EXERCISE PROMPT: Copy out all lines carrying the word "will".

SUPPLIED ENTRIES:
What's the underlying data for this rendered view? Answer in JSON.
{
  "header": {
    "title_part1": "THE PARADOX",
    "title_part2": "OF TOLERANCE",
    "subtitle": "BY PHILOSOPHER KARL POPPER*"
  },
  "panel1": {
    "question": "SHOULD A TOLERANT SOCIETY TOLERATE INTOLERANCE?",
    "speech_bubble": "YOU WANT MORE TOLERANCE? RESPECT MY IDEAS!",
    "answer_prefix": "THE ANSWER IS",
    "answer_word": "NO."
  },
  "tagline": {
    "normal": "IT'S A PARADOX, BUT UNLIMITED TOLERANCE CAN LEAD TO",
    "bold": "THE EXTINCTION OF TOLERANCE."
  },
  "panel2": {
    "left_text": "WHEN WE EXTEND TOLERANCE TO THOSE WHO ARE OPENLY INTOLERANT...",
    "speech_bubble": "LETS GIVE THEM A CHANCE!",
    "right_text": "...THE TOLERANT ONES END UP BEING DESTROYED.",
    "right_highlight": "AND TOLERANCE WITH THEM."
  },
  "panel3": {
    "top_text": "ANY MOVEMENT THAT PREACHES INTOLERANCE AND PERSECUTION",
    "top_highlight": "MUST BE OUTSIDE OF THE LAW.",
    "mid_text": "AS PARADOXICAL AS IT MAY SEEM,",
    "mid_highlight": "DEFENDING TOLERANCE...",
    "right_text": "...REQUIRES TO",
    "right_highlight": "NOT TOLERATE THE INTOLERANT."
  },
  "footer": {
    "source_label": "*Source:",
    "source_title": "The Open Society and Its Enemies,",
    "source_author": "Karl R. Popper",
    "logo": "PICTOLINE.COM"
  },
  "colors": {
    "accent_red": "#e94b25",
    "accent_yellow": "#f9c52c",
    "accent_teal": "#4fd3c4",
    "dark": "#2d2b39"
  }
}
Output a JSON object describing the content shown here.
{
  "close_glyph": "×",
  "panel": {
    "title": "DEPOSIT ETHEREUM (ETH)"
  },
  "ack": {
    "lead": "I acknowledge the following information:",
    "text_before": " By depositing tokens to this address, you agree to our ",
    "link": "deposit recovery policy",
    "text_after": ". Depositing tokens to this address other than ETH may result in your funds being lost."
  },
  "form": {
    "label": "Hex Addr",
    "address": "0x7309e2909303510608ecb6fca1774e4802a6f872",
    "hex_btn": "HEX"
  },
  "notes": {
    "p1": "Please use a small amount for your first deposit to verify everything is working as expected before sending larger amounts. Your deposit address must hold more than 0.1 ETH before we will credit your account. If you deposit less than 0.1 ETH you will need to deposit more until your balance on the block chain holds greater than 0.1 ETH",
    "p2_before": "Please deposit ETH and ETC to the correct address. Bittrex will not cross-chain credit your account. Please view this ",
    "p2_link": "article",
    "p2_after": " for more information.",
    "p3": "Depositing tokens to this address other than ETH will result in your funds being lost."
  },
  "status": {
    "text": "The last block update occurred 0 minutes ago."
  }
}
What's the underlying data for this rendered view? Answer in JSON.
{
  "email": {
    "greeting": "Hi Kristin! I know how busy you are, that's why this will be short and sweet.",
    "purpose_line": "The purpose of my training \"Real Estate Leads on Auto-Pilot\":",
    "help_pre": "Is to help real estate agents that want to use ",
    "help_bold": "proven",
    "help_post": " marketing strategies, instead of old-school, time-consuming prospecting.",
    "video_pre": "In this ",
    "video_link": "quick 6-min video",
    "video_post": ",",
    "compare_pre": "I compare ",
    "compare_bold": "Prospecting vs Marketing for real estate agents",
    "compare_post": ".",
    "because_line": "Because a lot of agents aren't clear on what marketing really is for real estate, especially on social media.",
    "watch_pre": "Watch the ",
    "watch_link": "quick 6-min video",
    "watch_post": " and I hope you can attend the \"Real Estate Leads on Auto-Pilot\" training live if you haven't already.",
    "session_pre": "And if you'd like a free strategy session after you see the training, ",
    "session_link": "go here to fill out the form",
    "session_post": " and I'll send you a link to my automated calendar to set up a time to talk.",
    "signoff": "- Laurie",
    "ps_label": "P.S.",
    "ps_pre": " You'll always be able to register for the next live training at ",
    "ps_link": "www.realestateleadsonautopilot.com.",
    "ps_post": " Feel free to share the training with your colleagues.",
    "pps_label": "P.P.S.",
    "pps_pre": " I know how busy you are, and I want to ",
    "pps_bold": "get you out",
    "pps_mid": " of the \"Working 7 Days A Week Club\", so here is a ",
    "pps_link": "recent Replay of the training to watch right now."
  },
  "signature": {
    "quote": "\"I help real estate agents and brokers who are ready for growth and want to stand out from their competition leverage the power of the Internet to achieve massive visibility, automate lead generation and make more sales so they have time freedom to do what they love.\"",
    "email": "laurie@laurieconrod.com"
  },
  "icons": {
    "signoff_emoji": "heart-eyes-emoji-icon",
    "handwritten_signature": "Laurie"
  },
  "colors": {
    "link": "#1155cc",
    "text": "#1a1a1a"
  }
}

CORRECT ANSWER:
    "p1": "Please use a small amount for your first deposit to verify everything is working as expected before sending larger amounts. Your deposit address must hold more than 0.1 ETH before we will credit your account. If you deposit less than 0.1 ETH you will need to deposit more until your balance on the block chain holds greater than 0.1 ETH",
    "p2_before": "Please deposit ETH and ETC to the correct address. Bittrex will not cross-chain credit your account. Please view this ",
    "p3": "Depositing tokens to this address other than ETH will result in your funds being lost."
    "greeting": "Hi Kristin! I know how busy you are, that's why this will be short and sweet.",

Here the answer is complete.